» **Given instruction**: Where a line contains the string "lock", copy that line.

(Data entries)
————————
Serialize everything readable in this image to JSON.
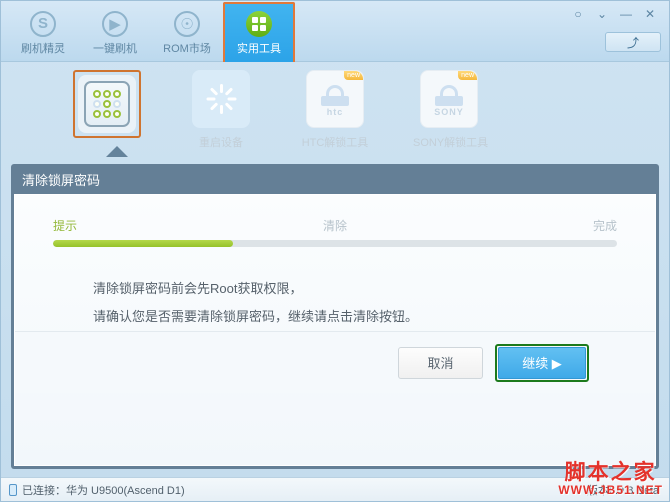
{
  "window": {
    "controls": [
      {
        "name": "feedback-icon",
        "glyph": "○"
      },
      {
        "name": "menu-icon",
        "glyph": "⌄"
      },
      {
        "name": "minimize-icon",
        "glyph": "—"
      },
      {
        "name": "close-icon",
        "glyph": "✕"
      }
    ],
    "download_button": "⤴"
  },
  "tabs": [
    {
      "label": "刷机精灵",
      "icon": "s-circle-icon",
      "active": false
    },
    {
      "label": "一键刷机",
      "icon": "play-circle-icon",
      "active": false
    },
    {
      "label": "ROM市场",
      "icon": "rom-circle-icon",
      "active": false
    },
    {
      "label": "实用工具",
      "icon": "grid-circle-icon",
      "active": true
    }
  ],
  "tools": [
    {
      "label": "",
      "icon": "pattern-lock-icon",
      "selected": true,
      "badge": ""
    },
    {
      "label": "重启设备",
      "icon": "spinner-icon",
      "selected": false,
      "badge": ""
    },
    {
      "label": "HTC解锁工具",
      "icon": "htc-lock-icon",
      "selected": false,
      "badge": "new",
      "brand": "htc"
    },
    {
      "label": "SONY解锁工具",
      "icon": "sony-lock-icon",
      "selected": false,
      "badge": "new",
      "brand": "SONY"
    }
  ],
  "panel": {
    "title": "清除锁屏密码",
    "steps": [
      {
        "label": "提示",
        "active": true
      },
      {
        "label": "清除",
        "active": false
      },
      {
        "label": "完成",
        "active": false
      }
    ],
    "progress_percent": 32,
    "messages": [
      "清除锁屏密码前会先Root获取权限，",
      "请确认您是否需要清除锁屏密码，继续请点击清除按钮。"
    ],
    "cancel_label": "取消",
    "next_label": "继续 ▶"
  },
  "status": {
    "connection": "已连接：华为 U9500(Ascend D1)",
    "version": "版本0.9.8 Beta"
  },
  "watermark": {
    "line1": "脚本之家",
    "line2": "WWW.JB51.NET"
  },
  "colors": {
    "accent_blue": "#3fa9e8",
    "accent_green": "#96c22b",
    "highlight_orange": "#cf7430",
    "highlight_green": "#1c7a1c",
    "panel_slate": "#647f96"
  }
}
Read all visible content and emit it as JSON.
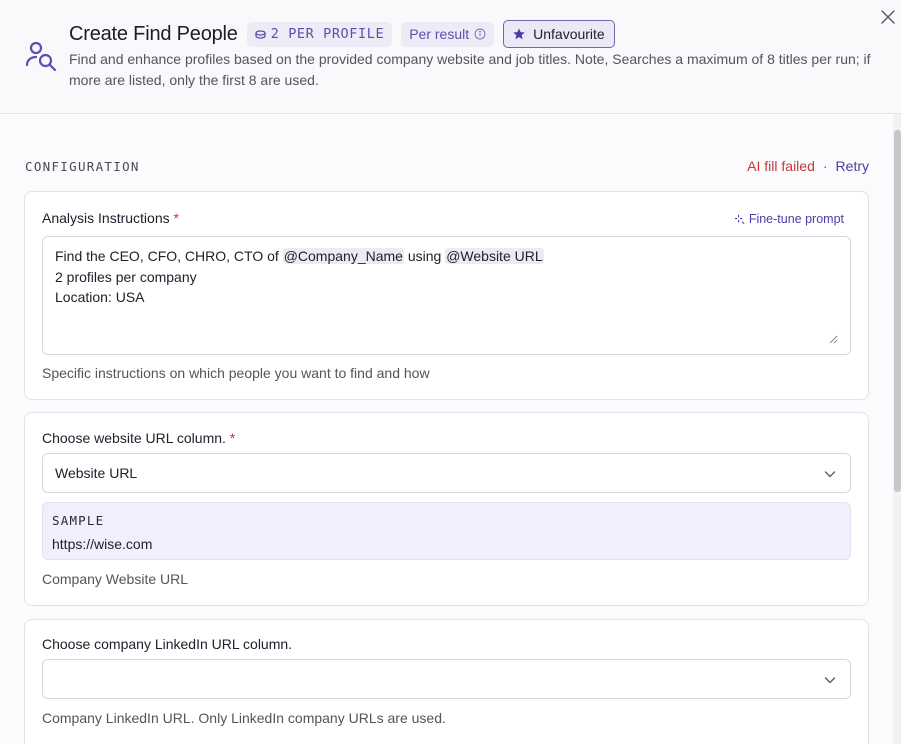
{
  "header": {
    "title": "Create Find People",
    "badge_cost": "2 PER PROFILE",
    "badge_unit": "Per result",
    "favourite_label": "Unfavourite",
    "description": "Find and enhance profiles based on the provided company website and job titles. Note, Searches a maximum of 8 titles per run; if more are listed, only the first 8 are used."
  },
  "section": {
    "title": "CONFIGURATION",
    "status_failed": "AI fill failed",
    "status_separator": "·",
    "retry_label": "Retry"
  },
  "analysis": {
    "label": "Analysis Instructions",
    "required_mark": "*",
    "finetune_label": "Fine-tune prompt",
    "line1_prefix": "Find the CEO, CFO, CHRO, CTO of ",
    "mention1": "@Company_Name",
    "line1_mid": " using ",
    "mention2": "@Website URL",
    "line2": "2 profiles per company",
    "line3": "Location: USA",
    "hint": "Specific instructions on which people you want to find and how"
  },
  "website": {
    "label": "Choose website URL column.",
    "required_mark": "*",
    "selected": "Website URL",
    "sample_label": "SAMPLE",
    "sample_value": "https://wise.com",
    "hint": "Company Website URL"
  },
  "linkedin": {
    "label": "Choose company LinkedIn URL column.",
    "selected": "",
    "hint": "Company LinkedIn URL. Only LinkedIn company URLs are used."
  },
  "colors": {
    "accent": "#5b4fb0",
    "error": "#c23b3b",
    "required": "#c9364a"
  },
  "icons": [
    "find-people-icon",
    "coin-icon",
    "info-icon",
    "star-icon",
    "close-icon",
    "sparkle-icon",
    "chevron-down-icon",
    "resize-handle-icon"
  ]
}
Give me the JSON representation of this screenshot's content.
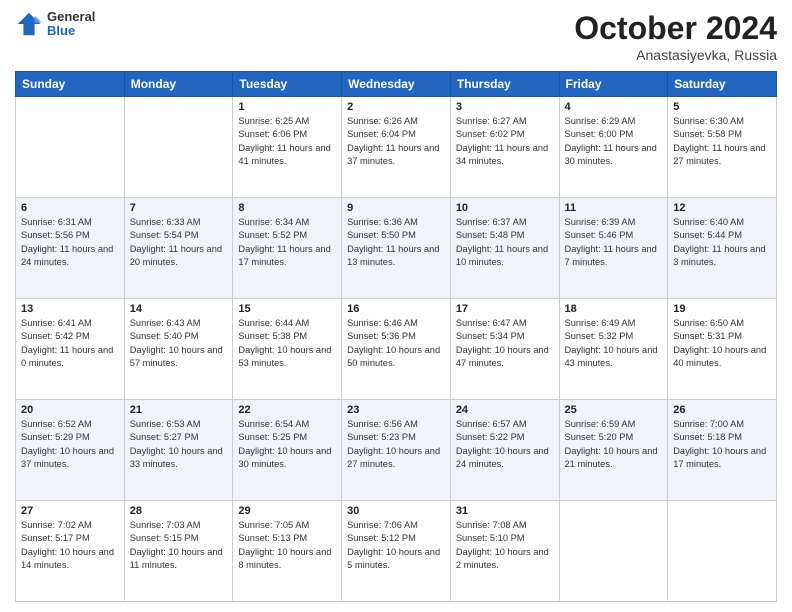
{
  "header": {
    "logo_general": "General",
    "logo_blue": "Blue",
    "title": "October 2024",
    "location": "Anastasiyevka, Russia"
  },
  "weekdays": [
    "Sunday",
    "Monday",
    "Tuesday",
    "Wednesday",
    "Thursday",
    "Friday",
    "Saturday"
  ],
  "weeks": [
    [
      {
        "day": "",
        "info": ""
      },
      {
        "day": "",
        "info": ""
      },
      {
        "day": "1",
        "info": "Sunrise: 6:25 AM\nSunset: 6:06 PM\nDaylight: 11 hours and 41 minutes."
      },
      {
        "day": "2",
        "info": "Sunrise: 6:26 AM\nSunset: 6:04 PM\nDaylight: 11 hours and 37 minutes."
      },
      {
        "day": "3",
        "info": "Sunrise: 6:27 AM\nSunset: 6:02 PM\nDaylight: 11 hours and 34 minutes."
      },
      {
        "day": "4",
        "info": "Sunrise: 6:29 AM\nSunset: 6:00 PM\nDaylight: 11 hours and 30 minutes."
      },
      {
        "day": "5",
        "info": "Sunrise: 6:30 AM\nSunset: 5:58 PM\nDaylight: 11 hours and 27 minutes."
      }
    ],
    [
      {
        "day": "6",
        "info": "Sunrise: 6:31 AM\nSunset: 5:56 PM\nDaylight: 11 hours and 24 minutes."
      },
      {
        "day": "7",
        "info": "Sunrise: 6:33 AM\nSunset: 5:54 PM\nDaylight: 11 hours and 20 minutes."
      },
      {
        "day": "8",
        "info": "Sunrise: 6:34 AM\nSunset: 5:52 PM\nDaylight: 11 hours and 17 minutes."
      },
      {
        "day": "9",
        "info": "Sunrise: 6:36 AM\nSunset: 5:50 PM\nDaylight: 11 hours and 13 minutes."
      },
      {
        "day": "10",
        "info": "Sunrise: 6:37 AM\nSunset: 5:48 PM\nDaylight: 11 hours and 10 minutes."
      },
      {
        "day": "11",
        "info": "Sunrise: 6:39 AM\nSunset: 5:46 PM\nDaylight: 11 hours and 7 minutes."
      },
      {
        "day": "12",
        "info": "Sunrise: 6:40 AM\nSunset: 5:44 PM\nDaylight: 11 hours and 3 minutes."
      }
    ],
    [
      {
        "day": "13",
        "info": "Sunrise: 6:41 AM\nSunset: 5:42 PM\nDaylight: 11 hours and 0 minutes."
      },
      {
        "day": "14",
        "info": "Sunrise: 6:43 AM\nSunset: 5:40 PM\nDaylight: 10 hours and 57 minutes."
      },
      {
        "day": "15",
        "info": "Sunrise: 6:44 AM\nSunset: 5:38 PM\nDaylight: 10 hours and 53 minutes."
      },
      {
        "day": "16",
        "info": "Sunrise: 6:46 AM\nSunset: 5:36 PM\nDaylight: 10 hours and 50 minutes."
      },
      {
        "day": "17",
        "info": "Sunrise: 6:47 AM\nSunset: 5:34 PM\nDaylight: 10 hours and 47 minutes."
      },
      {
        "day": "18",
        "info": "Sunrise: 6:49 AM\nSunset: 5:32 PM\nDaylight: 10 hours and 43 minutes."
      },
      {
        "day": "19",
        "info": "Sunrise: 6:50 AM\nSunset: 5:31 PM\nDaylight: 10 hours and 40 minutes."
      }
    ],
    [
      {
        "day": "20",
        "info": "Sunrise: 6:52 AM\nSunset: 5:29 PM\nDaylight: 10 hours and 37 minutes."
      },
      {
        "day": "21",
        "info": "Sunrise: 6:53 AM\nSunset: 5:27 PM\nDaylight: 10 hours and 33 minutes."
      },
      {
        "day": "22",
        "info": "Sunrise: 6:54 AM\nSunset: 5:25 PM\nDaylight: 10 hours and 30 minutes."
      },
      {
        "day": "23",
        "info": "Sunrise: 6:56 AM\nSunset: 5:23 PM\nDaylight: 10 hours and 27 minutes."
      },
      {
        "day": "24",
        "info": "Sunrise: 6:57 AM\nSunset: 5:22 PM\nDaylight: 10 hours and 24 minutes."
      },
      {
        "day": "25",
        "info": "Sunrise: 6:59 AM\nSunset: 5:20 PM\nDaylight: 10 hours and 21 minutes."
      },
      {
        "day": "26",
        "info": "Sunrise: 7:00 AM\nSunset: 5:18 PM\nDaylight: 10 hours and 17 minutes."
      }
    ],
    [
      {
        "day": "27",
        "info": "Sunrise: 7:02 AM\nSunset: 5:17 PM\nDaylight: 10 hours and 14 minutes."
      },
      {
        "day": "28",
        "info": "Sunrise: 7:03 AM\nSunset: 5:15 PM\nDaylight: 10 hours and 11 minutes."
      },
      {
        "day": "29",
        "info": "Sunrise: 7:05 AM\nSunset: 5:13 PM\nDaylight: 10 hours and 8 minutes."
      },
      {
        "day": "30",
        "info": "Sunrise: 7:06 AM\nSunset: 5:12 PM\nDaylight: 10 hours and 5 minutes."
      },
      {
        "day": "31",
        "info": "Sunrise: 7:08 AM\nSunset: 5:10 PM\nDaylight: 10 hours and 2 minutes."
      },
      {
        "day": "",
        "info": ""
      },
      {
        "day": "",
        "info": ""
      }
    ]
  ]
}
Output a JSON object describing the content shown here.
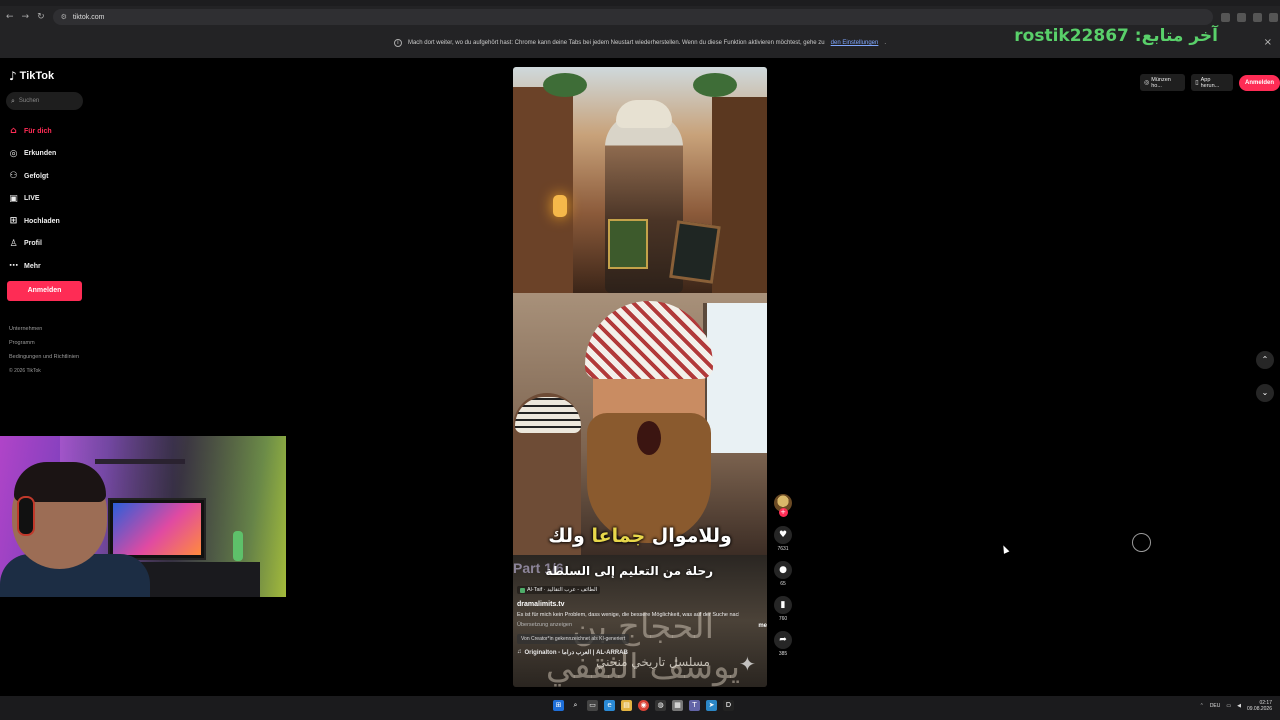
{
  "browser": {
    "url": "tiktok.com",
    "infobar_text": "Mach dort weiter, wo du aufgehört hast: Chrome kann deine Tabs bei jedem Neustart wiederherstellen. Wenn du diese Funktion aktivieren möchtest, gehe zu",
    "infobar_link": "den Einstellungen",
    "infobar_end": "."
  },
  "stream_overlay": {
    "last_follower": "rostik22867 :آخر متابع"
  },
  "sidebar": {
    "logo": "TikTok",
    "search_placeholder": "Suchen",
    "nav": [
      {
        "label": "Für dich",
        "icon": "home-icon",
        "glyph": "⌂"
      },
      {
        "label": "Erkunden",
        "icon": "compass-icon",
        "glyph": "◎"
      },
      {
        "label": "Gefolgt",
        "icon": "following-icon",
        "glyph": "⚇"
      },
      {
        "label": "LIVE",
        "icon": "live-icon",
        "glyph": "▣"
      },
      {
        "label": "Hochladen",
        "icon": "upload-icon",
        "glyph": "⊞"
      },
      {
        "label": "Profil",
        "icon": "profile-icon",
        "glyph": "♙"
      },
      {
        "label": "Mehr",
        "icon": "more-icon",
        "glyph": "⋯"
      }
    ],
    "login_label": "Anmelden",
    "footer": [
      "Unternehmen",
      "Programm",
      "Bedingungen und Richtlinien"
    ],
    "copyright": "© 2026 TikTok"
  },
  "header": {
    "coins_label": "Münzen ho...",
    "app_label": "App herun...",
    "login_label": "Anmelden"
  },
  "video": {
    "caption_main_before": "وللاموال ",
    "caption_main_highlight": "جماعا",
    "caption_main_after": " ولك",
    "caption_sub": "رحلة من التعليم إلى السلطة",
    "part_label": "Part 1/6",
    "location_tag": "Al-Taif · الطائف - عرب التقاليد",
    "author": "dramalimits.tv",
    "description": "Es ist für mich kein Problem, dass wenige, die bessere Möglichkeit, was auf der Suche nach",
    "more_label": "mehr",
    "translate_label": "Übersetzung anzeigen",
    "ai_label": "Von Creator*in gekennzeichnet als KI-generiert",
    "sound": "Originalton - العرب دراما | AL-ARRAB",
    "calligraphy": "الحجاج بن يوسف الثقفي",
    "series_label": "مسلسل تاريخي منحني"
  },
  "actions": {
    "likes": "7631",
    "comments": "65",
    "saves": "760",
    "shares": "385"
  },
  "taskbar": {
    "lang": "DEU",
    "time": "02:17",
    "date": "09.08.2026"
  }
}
————————
» **Solved exercise**:
      "icon": "pattern-lock-icon",
      "icon": "htc-lock-icon",
      "icon": "sony-lock-icon",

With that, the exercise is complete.